Exercise aim - Transcribe the listing word for word.
_____
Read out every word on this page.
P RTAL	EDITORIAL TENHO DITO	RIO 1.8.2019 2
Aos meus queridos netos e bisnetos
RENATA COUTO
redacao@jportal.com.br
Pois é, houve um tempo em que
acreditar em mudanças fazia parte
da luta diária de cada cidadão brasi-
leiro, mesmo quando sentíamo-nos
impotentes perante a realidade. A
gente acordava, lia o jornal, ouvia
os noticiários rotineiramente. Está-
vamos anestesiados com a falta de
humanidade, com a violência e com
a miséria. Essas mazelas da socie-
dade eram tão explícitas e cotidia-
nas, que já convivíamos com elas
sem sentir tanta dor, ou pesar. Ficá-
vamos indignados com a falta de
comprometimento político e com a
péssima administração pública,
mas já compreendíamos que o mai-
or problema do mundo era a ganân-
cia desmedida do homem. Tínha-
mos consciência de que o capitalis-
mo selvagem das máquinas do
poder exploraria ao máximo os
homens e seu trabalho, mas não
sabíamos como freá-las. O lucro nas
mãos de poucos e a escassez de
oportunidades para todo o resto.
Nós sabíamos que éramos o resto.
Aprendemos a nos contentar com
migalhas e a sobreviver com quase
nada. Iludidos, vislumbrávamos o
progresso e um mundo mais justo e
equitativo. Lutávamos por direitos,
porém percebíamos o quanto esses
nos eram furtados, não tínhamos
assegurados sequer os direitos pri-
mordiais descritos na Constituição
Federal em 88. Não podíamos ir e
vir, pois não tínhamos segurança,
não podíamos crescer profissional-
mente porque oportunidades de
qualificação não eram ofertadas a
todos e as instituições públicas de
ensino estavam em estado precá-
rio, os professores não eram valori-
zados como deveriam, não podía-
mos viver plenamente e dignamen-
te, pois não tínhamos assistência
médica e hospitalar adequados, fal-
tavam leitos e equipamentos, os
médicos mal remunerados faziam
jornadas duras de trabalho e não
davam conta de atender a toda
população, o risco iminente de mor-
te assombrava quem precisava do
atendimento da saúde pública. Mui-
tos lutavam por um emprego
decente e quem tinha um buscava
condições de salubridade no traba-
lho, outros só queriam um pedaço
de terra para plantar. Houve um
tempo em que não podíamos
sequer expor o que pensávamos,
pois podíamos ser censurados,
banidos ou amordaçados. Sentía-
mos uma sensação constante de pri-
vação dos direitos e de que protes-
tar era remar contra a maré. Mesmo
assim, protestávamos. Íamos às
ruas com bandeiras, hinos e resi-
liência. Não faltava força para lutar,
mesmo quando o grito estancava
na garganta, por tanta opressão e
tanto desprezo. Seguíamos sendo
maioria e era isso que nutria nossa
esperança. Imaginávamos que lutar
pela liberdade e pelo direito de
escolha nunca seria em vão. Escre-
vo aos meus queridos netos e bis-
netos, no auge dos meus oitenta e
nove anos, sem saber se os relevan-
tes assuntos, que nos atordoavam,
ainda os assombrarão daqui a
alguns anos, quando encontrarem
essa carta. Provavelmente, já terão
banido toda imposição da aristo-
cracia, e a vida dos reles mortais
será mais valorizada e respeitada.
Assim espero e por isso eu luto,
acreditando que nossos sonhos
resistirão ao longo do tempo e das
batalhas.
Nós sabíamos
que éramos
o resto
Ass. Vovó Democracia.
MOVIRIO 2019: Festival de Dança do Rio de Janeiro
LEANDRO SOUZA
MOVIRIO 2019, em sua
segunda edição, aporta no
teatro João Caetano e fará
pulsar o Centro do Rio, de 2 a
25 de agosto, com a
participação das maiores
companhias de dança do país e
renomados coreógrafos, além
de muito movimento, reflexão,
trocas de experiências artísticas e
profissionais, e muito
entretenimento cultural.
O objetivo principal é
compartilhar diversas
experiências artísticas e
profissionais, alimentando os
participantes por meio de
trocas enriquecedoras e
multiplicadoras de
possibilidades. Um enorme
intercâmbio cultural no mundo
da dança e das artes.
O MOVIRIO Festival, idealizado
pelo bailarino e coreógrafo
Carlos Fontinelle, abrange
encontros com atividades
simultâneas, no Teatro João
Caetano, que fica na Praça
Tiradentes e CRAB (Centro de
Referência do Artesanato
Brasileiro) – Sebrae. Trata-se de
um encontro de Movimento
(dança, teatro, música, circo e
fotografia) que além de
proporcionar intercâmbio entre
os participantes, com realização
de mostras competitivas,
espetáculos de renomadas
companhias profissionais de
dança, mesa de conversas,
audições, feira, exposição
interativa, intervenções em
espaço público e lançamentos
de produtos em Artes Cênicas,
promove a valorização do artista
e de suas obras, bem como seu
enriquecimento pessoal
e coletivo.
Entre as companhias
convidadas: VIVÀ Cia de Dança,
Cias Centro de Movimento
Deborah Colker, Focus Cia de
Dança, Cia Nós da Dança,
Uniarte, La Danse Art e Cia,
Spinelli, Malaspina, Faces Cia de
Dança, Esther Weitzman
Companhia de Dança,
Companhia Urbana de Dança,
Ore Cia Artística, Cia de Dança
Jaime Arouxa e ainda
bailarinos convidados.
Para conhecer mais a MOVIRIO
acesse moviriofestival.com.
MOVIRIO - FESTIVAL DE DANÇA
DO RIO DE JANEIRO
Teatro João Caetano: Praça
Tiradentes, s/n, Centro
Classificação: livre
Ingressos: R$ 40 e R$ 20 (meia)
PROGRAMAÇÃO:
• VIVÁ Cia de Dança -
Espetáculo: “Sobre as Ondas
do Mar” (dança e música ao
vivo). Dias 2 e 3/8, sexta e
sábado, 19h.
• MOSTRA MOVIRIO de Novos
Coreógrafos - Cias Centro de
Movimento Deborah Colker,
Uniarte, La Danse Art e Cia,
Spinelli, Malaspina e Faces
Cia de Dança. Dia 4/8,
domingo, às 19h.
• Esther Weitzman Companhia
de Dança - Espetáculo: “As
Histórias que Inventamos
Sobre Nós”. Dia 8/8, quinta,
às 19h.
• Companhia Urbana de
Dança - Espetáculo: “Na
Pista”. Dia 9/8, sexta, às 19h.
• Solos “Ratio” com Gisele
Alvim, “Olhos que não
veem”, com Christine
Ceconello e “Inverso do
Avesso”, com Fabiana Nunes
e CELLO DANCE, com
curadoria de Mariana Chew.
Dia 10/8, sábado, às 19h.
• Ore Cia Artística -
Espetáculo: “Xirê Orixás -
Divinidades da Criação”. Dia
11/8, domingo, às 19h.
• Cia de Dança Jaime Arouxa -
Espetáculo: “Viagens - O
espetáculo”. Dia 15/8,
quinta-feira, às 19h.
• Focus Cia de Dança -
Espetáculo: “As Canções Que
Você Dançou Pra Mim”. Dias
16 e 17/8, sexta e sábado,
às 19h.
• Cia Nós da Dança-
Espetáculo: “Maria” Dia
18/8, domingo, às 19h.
_____
Response for this exercise -
Read out every word on this page.
P RTAL	EDITORIAL TENHO DITO	RIO 1.8.2019 2
Aos meus queridos netos e bisnetos
RENATA COUTO
redacao@jportal.com.br
Pois é, houve um tempo em que
acreditar em mudanças fazia parte
da luta diária de cada cidadão brasi-
leiro, mesmo quando sentíamo-nos
impotentes perante a realidade. A
gente acordava, lia o jornal, ouvia
os noticiários rotineiramente. Está-
vamos anestesiados com a falta de
humanidade, com a violência e com
a miséria. Essas mazelas da socie-
dade eram tão explícitas e cotidia-
nas, que já convivíamos com elas
sem sentir tanta dor, ou pesar. Ficá-
vamos indignados com a falta de
comprometimento político e com a
péssima administração pública,
mas já compreendíamos que o mai-
or problema do mundo era a ganân-
cia desmedida do homem. Tínha-
mos consciência de que o capitalis-
mo selvagem das máquinas do
poder exploraria ao máximo os
homens e seu trabalho, mas não
sabíamos como freá-las. O lucro nas
mãos de poucos e a escassez de
oportunidades para todo o resto.
Nós sabíamos que éramos o resto.
Aprendemos a nos contentar com
migalhas e a sobreviver com quase
nada. Iludidos, vislumbrávamos o
progresso e um mundo mais justo e
equitativo. Lutávamos por direitos,
porém percebíamos o quanto esses
nos eram furtados, não tínhamos
assegurados sequer os direitos pri-
mordiais descritos na Constituição
Federal em 88. Não podíamos ir e
vir, pois não tínhamos segurança,
não podíamos crescer profissional-
mente porque oportunidades de
qualificação não eram ofertadas a
todos e as instituições públicas de
ensino estavam em estado precá-
rio, os professores não eram valori-
zados como deveriam, não podía-
mos viver plenamente e dignamen-
te, pois não tínhamos assistência
médica e hospitalar adequados, fal-
tavam leitos e equipamentos, os
médicos mal remunerados faziam
jornadas duras de trabalho e não
davam conta de atender a toda
população, o risco iminente de mor-
te assombrava quem precisava do
atendimento da saúde pública. Mui-
tos lutavam por um emprego
decente e quem tinha um buscava
condições de salubridade no traba-
lho, outros só queriam um pedaço
de terra para plantar. Houve um
tempo em que não podíamos
sequer expor o que pensávamos,
pois podíamos ser censurados,
banidos ou amordaçados. Sentía-
mos uma sensação constante de pri-
vação dos direitos e de que protes-
tar era remar contra a maré. Mesmo
assim, protestávamos. Íamos às
ruas com bandeiras, hinos e resi-
liência. Não faltava força para lutar,
mesmo quando o grito estancava
na garganta, por tanta opressão e
tanto desprezo. Seguíamos sendo
maioria e era isso que nutria nossa
esperança. Imaginávamos que lutar
pela liberdade e pelo direito de
escolha nunca seria em vão. Escre-
vo aos meus queridos netos e bis-
netos, no auge dos meus oitenta e
nove anos, sem saber se os relevan-
tes assuntos, que nos atordoavam,
ainda os assombrarão daqui a
alguns anos, quando encontrarem
essa carta. Provavelmente, já terão
banido toda imposição da aristo-
cracia, e a vida dos reles mortais
será mais valorizada e respeitada.
Assim espero e por isso eu luto,
acreditando que nossos sonhos
resistirão ao longo do tempo e das
batalhas.
Nós sabíamos
que éramos
o resto
Ass. Vovó Democracia.
MOVIRIO 2019: Festival de Dança do Rio de Janeiro
LEANDRO SOUZA
MOVIRIO 2019, em sua
segunda edição, aporta no
teatro João Caetano e fará
pulsar o Centro do Rio, de 2 a
25 de agosto, com a
participação das maiores
companhias de dança do país e
renomados coreógrafos, além
de muito movimento, reflexão,
trocas de experiências artísticas e
profissionais, e muito
entretenimento cultural.
O objetivo principal é
compartilhar diversas
experiências artísticas e
profissionais, alimentando os
participantes por meio de
trocas enriquecedoras e
multiplicadoras de
possibilidades. Um enorme
intercâmbio cultural no mundo
da dança e das artes.
O MOVIRIO Festival, idealizado
pelo bailarino e coreógrafo
Carlos Fontinelle, abrange
encontros com atividades
simultâneas, no Teatro João
Caetano, que fica na Praça
Tiradentes e CRAB (Centro de
Referência do Artesanato
Brasileiro) – Sebrae. Trata-se de
um encontro de Movimento
(dança, teatro, música, circo e
fotografia) que além de
proporcionar intercâmbio entre
os participantes, com realização
de mostras competitivas,
espetáculos de renomadas
companhias profissionais de
dança, mesa de conversas,
audições, feira, exposição
interativa, intervenções em
espaço público e lançamentos
de produtos em Artes Cênicas,
promove a valorização do artista
e de suas obras, bem como seu
enriquecimento pessoal
e coletivo.
Entre as companhias
convidadas: VIVÀ Cia de Dança,
Cias Centro de Movimento
Deborah Colker, Focus Cia de
Dança, Cia Nós da Dança,
Uniarte, La Danse Art e Cia,
Spinelli, Malaspina, Faces Cia de
Dança, Esther Weitzman
Companhia de Dança,
Companhia Urbana de Dança,
Ore Cia Artística, Cia de Dança
Jaime Arouxa e ainda
bailarinos convidados.
Para conhecer mais a MOVIRIO
acesse moviriofestival.com.
MOVIRIO - FESTIVAL DE DANÇA
DO RIO DE JANEIRO
Teatro João Caetano: Praça
Tiradentes, s/n, Centro
Classificação: livre
Ingressos: R$ 40 e R$ 20 (meia)
PROGRAMAÇÃO:
• VIVÁ Cia de Dança -
Espetáculo: “Sobre as Ondas
do Mar” (dança e música ao
vivo). Dias 2 e 3/8, sexta e
sábado, 19h.
• MOSTRA MOVIRIO de Novos
Coreógrafos - Cias Centro de
Movimento Deborah Colker,
Uniarte, La Danse Art e Cia,
Spinelli, Malaspina e Faces
Cia de Dança. Dia 4/8,
domingo, às 19h.
• Esther Weitzman Companhia
de Dança - Espetáculo: “As
Histórias que Inventamos
Sobre Nós”. Dia 8/8, quinta,
às 19h.
• Companhia Urbana de
Dança - Espetáculo: “Na
Pista”. Dia 9/8, sexta, às 19h.
• Solos “Ratio” com Gisele
Alvim, “Olhos que não
veem”, com Christine
Ceconello e “Inverso do
Avesso”, com Fabiana Nunes
e CELLO DANCE, com
curadoria de Mariana Chew.
Dia 10/8, sábado, às 19h.
• Ore Cia Artística -
Espetáculo: “Xirê Orixás -
Divinidades da Criação”. Dia
11/8, domingo, às 19h.
• Cia de Dança Jaime Arouxa -
Espetáculo: “Viagens - O
espetáculo”. Dia 15/8,
quinta-feira, às 19h.
• Focus Cia de Dança -
Espetáculo: “As Canções Que
Você Dançou Pra Mim”. Dias
16 e 17/8, sexta e sábado,
às 19h.
• Cia Nós da Dança-
Espetáculo: “Maria” Dia
18/8, domingo, às 19h.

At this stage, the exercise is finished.